# Extracted records
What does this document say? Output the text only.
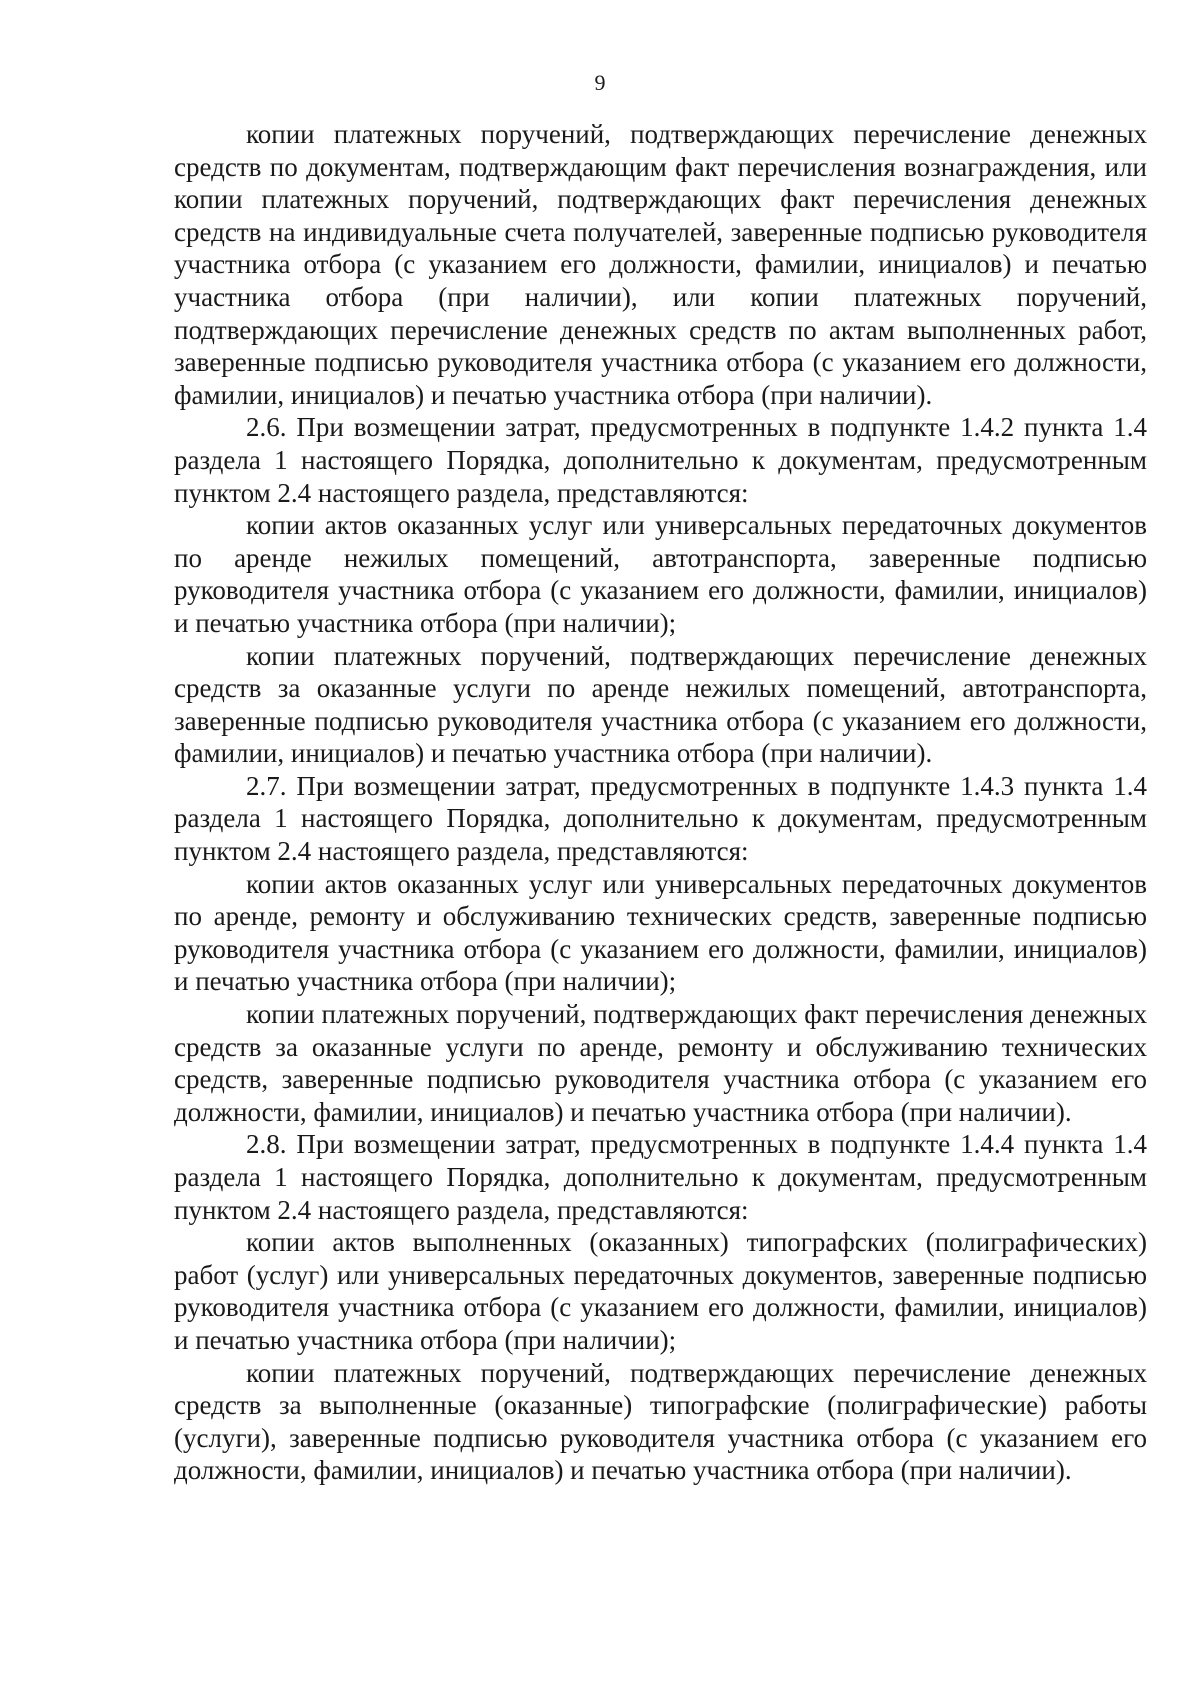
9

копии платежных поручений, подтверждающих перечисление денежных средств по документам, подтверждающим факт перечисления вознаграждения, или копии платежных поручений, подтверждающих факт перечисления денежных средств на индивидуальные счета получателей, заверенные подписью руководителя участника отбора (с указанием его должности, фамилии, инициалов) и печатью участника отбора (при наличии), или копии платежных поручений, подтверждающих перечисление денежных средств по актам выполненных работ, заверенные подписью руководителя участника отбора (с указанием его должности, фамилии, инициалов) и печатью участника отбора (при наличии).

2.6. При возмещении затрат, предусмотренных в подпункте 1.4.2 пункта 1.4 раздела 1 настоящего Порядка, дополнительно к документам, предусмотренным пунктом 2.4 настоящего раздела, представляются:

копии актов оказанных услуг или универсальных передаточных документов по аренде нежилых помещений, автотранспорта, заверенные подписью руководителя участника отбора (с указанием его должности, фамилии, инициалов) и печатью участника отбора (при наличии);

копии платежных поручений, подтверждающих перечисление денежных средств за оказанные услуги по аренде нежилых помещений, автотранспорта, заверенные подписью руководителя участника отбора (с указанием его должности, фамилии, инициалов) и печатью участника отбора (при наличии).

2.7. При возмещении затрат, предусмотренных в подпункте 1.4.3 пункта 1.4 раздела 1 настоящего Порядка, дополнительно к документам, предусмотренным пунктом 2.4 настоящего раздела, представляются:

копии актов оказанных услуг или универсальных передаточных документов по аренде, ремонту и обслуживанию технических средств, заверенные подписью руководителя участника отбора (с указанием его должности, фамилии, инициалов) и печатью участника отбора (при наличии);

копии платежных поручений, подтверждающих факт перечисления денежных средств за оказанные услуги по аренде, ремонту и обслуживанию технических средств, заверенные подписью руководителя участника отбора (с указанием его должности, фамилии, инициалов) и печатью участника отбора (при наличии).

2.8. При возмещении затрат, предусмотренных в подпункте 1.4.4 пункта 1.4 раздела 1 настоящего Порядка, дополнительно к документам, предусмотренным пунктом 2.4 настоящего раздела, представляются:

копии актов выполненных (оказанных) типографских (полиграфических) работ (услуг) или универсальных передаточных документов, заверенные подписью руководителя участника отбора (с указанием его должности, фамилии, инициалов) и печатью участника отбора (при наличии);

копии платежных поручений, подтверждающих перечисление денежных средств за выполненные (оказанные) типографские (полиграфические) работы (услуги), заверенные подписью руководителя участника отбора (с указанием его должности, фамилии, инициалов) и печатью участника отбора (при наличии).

* * *

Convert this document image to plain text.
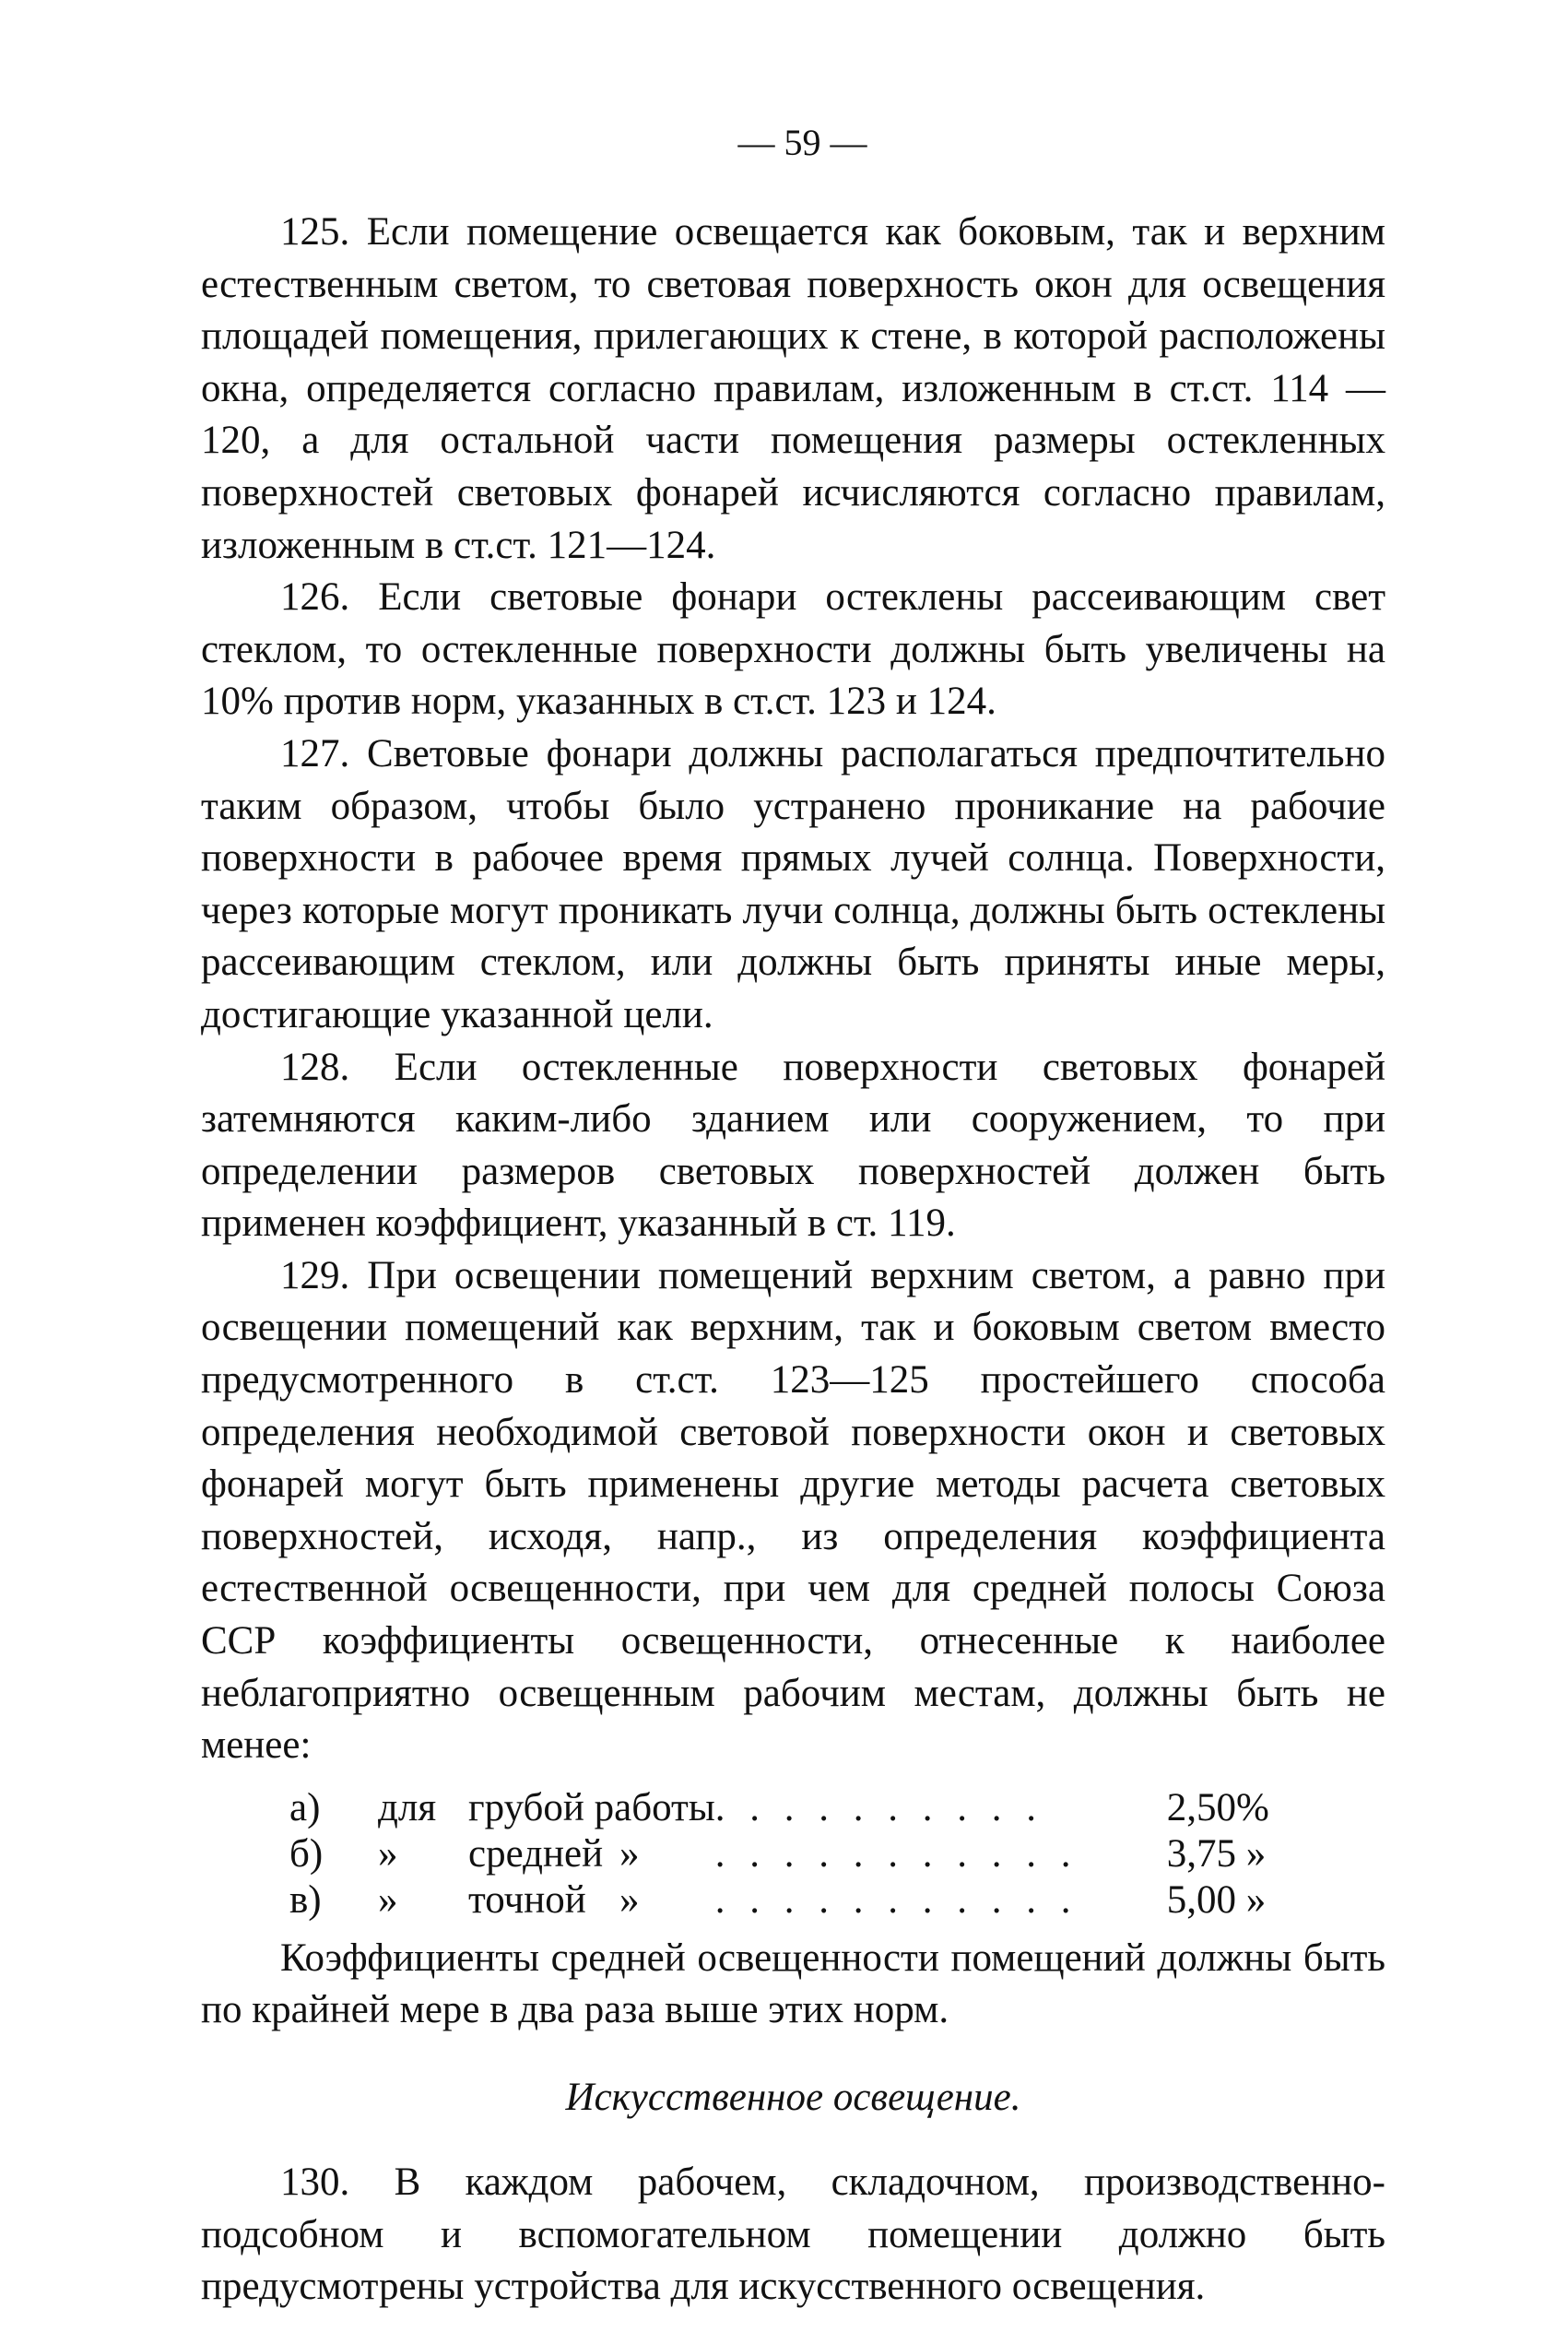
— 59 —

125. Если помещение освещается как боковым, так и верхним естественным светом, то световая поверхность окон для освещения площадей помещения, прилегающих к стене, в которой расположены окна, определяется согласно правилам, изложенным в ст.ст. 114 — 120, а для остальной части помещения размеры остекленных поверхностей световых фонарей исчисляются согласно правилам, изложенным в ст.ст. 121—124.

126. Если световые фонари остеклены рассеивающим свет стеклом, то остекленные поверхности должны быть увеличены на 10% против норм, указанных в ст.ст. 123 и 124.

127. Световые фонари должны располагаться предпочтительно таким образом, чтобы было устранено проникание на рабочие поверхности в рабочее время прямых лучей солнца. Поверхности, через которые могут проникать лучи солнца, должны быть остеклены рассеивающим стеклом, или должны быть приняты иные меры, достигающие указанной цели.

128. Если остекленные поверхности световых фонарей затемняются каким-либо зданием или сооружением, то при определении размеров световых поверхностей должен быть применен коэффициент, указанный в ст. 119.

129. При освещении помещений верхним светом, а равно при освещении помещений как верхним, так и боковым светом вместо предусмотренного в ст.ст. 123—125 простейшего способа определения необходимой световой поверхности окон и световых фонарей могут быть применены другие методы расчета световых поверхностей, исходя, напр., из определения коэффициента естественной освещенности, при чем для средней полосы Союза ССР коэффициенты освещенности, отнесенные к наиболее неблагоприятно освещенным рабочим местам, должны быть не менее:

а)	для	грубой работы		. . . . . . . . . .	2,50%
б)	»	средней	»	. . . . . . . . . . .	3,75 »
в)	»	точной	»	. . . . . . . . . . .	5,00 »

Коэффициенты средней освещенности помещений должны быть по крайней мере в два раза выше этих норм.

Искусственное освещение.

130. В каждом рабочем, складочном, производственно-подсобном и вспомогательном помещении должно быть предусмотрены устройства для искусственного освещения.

# SHORT TASK
Give the count of lines in the data shown above that contain "норм", and nothing else.

# RESULT BELOW
2